» **Direction**: Lift every line from the entries that includes the word "popřípadě".

....

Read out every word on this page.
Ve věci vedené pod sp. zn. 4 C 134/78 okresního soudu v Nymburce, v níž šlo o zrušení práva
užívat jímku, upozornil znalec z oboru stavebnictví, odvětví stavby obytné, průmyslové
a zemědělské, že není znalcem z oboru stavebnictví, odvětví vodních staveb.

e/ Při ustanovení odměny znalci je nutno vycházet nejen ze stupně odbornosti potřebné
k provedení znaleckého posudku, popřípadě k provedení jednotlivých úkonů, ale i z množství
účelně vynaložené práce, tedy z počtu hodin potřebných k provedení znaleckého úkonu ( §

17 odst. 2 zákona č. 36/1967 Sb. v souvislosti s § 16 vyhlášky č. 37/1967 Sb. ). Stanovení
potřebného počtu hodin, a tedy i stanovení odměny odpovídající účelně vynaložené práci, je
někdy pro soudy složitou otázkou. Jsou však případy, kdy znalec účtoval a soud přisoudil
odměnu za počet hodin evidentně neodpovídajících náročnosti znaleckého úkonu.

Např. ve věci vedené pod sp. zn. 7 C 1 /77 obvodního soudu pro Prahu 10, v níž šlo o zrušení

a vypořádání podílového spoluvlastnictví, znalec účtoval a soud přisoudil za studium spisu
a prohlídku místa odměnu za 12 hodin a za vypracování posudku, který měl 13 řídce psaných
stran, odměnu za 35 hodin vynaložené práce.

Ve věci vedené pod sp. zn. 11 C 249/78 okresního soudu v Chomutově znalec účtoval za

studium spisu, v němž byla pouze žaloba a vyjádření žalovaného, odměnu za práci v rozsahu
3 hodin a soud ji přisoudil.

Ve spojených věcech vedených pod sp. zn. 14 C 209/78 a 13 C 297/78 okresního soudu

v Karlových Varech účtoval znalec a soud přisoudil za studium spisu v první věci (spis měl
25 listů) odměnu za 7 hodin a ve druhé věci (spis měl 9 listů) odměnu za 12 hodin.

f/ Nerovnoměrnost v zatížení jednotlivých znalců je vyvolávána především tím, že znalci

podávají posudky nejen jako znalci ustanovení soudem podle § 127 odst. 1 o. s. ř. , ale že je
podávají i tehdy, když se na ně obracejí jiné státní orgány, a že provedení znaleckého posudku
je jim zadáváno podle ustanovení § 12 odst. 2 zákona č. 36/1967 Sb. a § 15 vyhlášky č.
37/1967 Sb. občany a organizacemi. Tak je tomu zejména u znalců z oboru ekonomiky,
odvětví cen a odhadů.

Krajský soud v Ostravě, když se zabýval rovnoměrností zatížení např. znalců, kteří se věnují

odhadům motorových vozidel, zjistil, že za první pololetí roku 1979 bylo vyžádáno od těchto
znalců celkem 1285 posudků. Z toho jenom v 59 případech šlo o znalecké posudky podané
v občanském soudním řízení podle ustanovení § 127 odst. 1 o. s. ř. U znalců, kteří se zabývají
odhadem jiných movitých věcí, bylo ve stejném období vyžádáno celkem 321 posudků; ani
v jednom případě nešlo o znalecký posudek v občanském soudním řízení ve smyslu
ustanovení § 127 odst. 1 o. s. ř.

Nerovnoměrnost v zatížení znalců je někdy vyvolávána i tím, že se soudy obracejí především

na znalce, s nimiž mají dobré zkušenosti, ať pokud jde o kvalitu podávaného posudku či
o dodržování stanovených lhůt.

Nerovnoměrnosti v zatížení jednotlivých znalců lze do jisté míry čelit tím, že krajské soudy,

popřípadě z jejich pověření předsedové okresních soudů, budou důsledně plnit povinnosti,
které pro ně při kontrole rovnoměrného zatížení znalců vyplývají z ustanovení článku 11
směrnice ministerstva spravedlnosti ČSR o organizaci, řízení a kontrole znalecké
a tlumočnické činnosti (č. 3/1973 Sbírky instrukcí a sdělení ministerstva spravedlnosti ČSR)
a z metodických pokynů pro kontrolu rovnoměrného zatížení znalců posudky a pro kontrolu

....

» **Complete answer**:
k provedení znaleckého posudku, popřípadě k provedení jednotlivých úkonů, ale i z množství
popřípadě z jejich pověření předsedové okresních soudů, budou důsledně plnit povinnosti,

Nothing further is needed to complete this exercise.